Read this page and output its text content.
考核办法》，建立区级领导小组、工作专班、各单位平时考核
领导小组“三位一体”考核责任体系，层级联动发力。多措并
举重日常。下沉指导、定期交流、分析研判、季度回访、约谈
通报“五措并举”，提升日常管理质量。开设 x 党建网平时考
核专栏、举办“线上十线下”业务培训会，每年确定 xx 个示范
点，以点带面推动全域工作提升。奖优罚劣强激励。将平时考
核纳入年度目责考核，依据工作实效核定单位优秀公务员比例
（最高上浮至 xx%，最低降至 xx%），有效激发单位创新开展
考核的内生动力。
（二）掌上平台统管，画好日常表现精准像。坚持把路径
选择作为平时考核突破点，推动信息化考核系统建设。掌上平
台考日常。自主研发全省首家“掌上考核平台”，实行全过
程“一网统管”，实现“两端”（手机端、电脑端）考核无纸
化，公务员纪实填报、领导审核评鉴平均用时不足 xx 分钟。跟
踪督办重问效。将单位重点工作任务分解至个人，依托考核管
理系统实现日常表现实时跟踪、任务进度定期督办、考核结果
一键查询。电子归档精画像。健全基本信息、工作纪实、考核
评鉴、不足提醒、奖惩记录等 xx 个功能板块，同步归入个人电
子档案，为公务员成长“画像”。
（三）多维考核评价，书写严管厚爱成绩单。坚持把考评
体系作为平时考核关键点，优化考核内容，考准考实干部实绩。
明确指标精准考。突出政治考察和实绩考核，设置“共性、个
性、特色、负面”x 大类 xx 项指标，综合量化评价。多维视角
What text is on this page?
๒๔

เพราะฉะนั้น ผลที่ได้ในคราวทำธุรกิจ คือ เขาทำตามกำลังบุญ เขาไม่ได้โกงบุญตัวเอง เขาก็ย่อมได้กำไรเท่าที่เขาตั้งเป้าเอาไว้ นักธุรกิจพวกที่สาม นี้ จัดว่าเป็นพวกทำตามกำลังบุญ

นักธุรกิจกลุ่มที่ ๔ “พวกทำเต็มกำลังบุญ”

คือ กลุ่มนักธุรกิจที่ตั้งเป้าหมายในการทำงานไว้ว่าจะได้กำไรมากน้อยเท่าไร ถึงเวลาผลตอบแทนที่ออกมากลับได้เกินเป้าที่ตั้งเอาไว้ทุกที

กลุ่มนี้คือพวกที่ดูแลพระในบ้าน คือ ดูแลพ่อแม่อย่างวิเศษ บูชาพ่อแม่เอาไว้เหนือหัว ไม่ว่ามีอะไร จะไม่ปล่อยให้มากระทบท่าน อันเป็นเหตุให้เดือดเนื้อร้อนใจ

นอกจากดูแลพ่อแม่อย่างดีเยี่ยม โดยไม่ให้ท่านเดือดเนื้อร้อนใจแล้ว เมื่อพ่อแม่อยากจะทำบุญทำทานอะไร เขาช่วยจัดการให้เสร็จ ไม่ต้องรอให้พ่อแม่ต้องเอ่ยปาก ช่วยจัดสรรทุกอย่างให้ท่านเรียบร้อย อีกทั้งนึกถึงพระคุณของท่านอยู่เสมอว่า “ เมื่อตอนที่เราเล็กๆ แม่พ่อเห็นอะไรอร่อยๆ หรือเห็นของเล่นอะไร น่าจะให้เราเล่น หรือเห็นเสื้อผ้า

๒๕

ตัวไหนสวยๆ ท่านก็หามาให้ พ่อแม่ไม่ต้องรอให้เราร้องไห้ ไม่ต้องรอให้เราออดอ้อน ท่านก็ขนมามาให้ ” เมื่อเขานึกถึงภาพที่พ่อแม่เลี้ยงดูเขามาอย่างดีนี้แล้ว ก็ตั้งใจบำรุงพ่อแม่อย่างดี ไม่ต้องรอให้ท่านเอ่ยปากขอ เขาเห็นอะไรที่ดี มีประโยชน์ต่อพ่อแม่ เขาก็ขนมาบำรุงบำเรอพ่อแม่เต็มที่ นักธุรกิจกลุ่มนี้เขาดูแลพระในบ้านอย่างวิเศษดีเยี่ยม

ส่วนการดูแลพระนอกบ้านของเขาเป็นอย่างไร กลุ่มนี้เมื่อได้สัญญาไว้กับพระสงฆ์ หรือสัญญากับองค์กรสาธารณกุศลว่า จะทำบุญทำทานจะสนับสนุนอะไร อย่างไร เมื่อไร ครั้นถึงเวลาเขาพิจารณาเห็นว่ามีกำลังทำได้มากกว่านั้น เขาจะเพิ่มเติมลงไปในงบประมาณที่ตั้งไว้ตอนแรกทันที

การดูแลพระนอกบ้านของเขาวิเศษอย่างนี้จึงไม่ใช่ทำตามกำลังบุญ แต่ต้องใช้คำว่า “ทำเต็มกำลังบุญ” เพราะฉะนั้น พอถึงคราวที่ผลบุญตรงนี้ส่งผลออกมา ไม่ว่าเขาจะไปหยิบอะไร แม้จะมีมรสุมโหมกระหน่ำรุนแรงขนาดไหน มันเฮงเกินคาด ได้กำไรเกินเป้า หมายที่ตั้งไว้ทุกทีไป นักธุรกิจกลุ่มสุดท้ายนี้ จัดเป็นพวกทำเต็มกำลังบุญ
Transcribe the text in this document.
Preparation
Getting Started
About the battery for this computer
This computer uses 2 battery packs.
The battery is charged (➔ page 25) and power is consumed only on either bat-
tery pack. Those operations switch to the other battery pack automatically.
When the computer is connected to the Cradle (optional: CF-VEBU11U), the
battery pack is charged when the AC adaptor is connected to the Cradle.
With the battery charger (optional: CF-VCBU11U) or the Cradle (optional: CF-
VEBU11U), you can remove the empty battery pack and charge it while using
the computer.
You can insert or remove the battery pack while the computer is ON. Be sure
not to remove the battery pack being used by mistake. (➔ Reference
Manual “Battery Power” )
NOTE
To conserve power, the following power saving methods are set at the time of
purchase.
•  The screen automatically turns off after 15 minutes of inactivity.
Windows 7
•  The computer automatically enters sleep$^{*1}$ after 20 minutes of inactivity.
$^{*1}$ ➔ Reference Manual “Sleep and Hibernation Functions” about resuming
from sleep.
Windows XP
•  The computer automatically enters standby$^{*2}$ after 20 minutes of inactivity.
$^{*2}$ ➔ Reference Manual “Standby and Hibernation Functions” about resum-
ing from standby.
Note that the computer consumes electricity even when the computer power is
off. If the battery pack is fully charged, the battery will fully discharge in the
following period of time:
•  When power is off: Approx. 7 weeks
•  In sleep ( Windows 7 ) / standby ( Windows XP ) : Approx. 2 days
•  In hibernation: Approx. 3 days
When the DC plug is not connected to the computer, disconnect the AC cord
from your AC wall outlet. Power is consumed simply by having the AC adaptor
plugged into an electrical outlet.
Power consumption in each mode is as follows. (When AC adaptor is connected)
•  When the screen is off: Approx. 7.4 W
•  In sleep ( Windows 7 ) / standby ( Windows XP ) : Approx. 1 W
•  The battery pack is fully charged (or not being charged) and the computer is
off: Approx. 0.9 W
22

────

▸ **Requirements**: Repeat all of the records above exactly as they appear.

▸ **Exercise result**:
Read this page and output its text content.
考核办法》，建立区级领导小组、工作专班、各单位平时考核
领导小组“三位一体”考核责任体系，层级联动发力。多措并
举重日常。下沉指导、定期交流、分析研判、季度回访、约谈
通报“五措并举”，提升日常管理质量。开设 x 党建网平时考
核专栏、举办“线上十线下”业务培训会，每年确定 xx 个示范
点，以点带面推动全域工作提升。奖优罚劣强激励。将平时考
核纳入年度目责考核，依据工作实效核定单位优秀公务员比例
（最高上浮至 xx%，最低降至 xx%），有效激发单位创新开展
考核的内生动力。
（二）掌上平台统管，画好日常表现精准像。坚持把路径
选择作为平时考核突破点，推动信息化考核系统建设。掌上平
台考日常。自主研发全省首家“掌上考核平台”，实行全过
程“一网统管”，实现“两端”（手机端、电脑端）考核无纸
化，公务员纪实填报、领导审核评鉴平均用时不足 xx 分钟。跟
踪督办重问效。将单位重点工作任务分解至个人，依托考核管
理系统实现日常表现实时跟踪、任务进度定期督办、考核结果
一键查询。电子归档精画像。健全基本信息、工作纪实、考核
评鉴、不足提醒、奖惩记录等 xx 个功能板块，同步归入个人电
子档案，为公务员成长“画像”。
（三）多维考核评价，书写严管厚爱成绩单。坚持把考评
体系作为平时考核关键点，优化考核内容，考准考实干部实绩。
明确指标精准考。突出政治考察和实绩考核，设置“共性、个
性、特色、负面”x 大类 xx 项指标，综合量化评价。多维视角
What text is on this page?
๒๔

เพราะฉะนั้น ผลที่ได้ในคราวทำธุรกิจ คือ เขาทำตามกำลังบุญ เขาไม่ได้โกงบุญตัวเอง เขาก็ย่อมได้กำไรเท่าที่เขาตั้งเป้าเอาไว้ นักธุรกิจพวกที่สาม นี้ จัดว่าเป็นพวกทำตามกำลังบุญ

นักธุรกิจกลุ่มที่ ๔ “พวกทำเต็มกำลังบุญ”

คือ กลุ่มนักธุรกิจที่ตั้งเป้าหมายในการทำงานไว้ว่าจะได้กำไรมากน้อยเท่าไร ถึงเวลาผลตอบแทนที่ออกมากลับได้เกินเป้าที่ตั้งเอาไว้ทุกที

กลุ่มนี้คือพวกที่ดูแลพระในบ้าน คือ ดูแลพ่อแม่อย่างวิเศษ บูชาพ่อแม่เอาไว้เหนือหัว ไม่ว่ามีอะไร จะไม่ปล่อยให้มากระทบท่าน อันเป็นเหตุให้เดือดเนื้อร้อนใจ

นอกจากดูแลพ่อแม่อย่างดีเยี่ยม โดยไม่ให้ท่านเดือดเนื้อร้อนใจแล้ว เมื่อพ่อแม่อยากจะทำบุญทำทานอะไร เขาช่วยจัดการให้เสร็จ ไม่ต้องรอให้พ่อแม่ต้องเอ่ยปาก ช่วยจัดสรรทุกอย่างให้ท่านเรียบร้อย อีกทั้งนึกถึงพระคุณของท่านอยู่เสมอว่า “ เมื่อตอนที่เราเล็กๆ แม่พ่อเห็นอะไรอร่อยๆ หรือเห็นของเล่นอะไร น่าจะให้เราเล่น หรือเห็นเสื้อผ้า

๒๕

ตัวไหนสวยๆ ท่านก็หามาให้ พ่อแม่ไม่ต้องรอให้เราร้องไห้ ไม่ต้องรอให้เราออดอ้อน ท่านก็ขนมามาให้ ” เมื่อเขานึกถึงภาพที่พ่อแม่เลี้ยงดูเขามาอย่างดีนี้แล้ว ก็ตั้งใจบำรุงพ่อแม่อย่างดี ไม่ต้องรอให้ท่านเอ่ยปากขอ เขาเห็นอะไรที่ดี มีประโยชน์ต่อพ่อแม่ เขาก็ขนมาบำรุงบำเรอพ่อแม่เต็มที่ นักธุรกิจกลุ่มนี้เขาดูแลพระในบ้านอย่างวิเศษดีเยี่ยม

ส่วนการดูแลพระนอกบ้านของเขาเป็นอย่างไร กลุ่มนี้เมื่อได้สัญญาไว้กับพระสงฆ์ หรือสัญญากับองค์กรสาธารณกุศลว่า จะทำบุญทำทานจะสนับสนุนอะไร อย่างไร เมื่อไร ครั้นถึงเวลาเขาพิจารณาเห็นว่ามีกำลังทำได้มากกว่านั้น เขาจะเพิ่มเติมลงไปในงบประมาณที่ตั้งไว้ตอนแรกทันที

การดูแลพระนอกบ้านของเขาวิเศษอย่างนี้จึงไม่ใช่ทำตามกำลังบุญ แต่ต้องใช้คำว่า “ทำเต็มกำลังบุญ” เพราะฉะนั้น พอถึงคราวที่ผลบุญตรงนี้ส่งผลออกมา ไม่ว่าเขาจะไปหยิบอะไร แม้จะมีมรสุมโหมกระหน่ำรุนแรงขนาดไหน มันเฮงเกินคาด ได้กำไรเกินเป้า หมายที่ตั้งไว้ทุกทีไป นักธุรกิจกลุ่มสุดท้ายนี้ จัดเป็นพวกทำเต็มกำลังบุญ
Transcribe the text in this document.
Preparation
Getting Started
About the battery for this computer
This computer uses 2 battery packs.
The battery is charged (➔ page 25) and power is consumed only on either bat-
tery pack. Those operations switch to the other battery pack automatically.
When the computer is connected to the Cradle (optional: CF-VEBU11U), the
battery pack is charged when the AC adaptor is connected to the Cradle.
With the battery charger (optional: CF-VCBU11U) or the Cradle (optional: CF-
VEBU11U), you can remove the empty battery pack and charge it while using
the computer.
You can insert or remove the battery pack while the computer is ON. Be sure
not to remove the battery pack being used by mistake. (➔ Reference
Manual “Battery Power” )
NOTE
To conserve power, the following power saving methods are set at the time of
purchase.
•  The screen automatically turns off after 15 minutes of inactivity.
Windows 7
•  The computer automatically enters sleep$^{*1}$ after 20 minutes of inactivity.
$^{*1}$ ➔ Reference Manual “Sleep and Hibernation Functions” about resuming
from sleep.
Windows XP
•  The computer automatically enters standby$^{*2}$ after 20 minutes of inactivity.
$^{*2}$ ➔ Reference Manual “Standby and Hibernation Functions” about resum-
ing from standby.
Note that the computer consumes electricity even when the computer power is
off. If the battery pack is fully charged, the battery will fully discharge in the
following period of time:
•  When power is off: Approx. 7 weeks
•  In sleep ( Windows 7 ) / standby ( Windows XP ) : Approx. 2 days
•  In hibernation: Approx. 3 days
When the DC plug is not connected to the computer, disconnect the AC cord
from your AC wall outlet. Power is consumed simply by having the AC adaptor
plugged into an electrical outlet.
Power consumption in each mode is as follows. (When AC adaptor is connected)
•  When the screen is off: Approx. 7.4 W
•  In sleep ( Windows 7 ) / standby ( Windows XP ) : Approx. 1 W
•  The battery pack is fully charged (or not being charged) and the computer is
off: Approx. 0.9 W
22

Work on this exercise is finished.